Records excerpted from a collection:
============

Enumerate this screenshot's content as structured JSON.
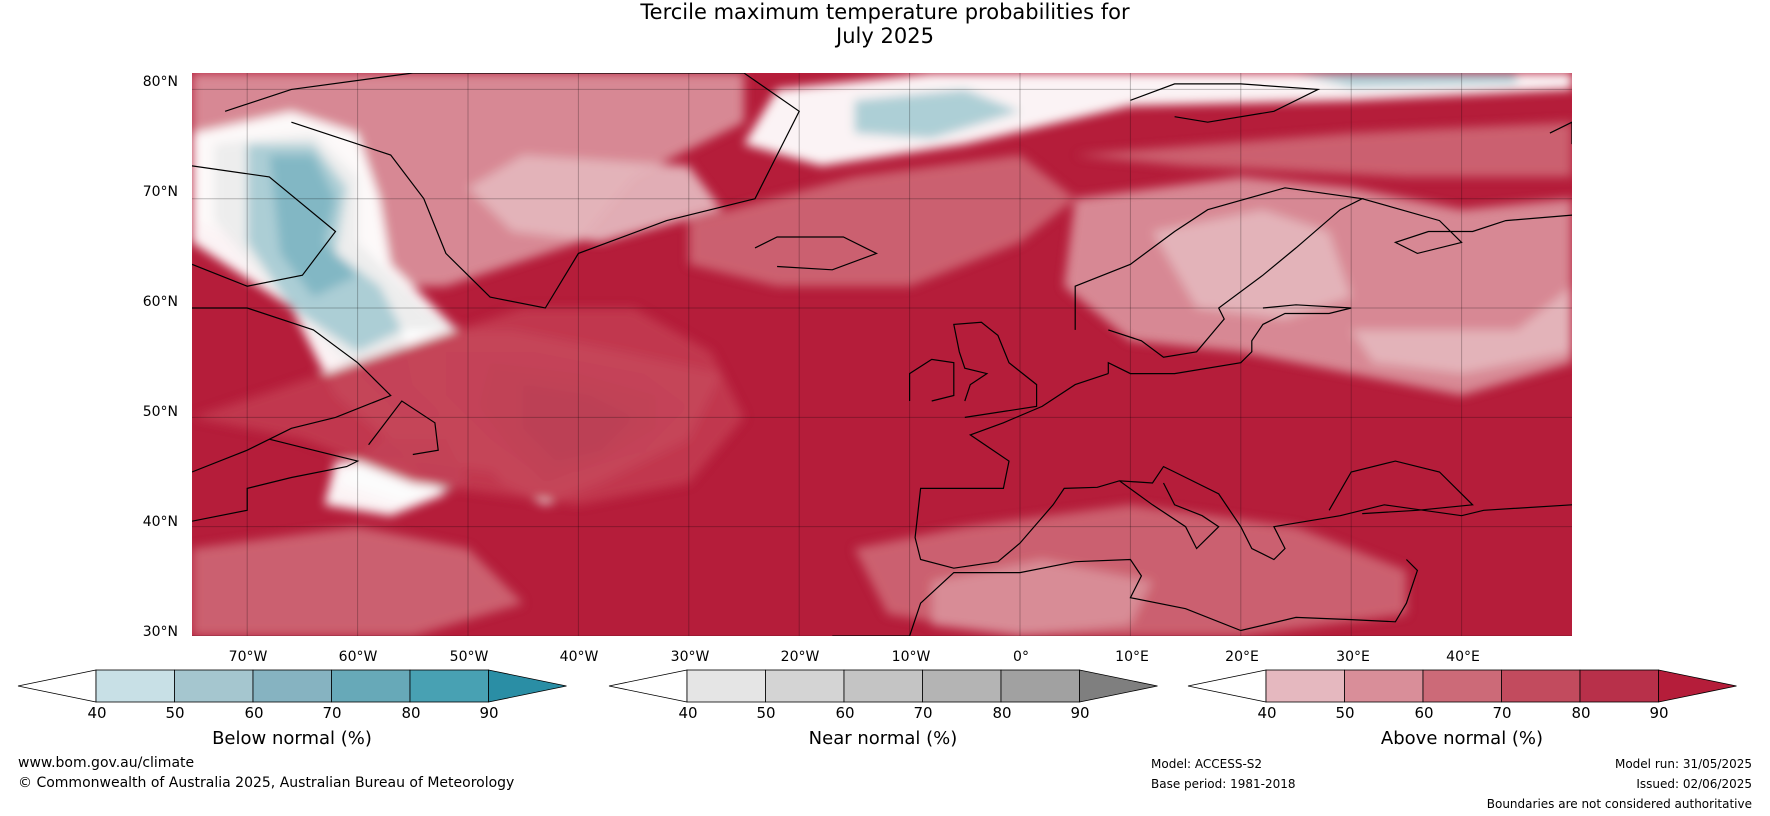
{
  "title": {
    "line1": "Tercile maximum temperature probabilities for",
    "line2": "July 2025"
  },
  "map": {
    "lat_labels": [
      "80°N",
      "70°N",
      "60°N",
      "50°N",
      "40°N",
      "30°N"
    ],
    "lon_labels": [
      "70°W",
      "60°W",
      "50°W",
      "40°W",
      "30°W",
      "20°W",
      "10°W",
      "0°",
      "10°E",
      "20°E",
      "30°E",
      "40°E"
    ],
    "lat_range": [
      30,
      81.5
    ],
    "lon_range": [
      -75,
      50
    ],
    "ocean_color": "#b51d3a",
    "colors": {
      "above_90": "#b51d3a",
      "above_80": "#c23a50",
      "above_70": "#cc6473",
      "above_60": "#d98e99",
      "above_50": "#e4b5bc",
      "near_40": "#ececec",
      "near_50": "#d4d4d4",
      "below_50": "#a9ccd4",
      "below_60": "#7fb5c3",
      "below_70": "#4c9fb2",
      "white": "#ffffff"
    }
  },
  "colorbars": [
    {
      "name": "below",
      "label": "Below normal (%)",
      "ticks": [
        "40",
        "50",
        "60",
        "70",
        "80",
        "90"
      ],
      "colors": [
        "#ffffff",
        "#c8e0e6",
        "#a5c6cf",
        "#86b3c1",
        "#67a9b8",
        "#48a1b3",
        "#2a8ea5"
      ]
    },
    {
      "name": "near",
      "label": "Near normal (%)",
      "ticks": [
        "40",
        "50",
        "60",
        "70",
        "80",
        "90"
      ],
      "colors": [
        "#ffffff",
        "#e5e5e5",
        "#d4d4d4",
        "#c4c4c4",
        "#b4b4b4",
        "#a1a1a1",
        "#7f7f7f"
      ]
    },
    {
      "name": "above",
      "label": "Above normal (%)",
      "ticks": [
        "40",
        "50",
        "60",
        "70",
        "80",
        "90"
      ],
      "colors": [
        "#ffffff",
        "#e5b8bf",
        "#d98e99",
        "#cc6a78",
        "#c24b5e",
        "#b8304a",
        "#b51d3a"
      ]
    }
  ],
  "footer": {
    "website": "www.bom.gov.au/climate",
    "copyright": "© Commonwealth of Australia 2025, Australian Bureau of Meteorology",
    "model": "Model: ACCESS-S2",
    "base_period": "Base period: 1981-2018",
    "model_run": "Model run: 31/05/2025",
    "issued": "Issued: 02/06/2025",
    "disclaimer": "Boundaries are not considered authoritative"
  }
}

============

• WORK TO COMPLETE: Using the material above, report each line where "Model" occurs.

• ANSWER TO THIS EXERCISE:
    "model": "Model: ACCESS-S2",
    "model_run": "Model run: 31/05/2025",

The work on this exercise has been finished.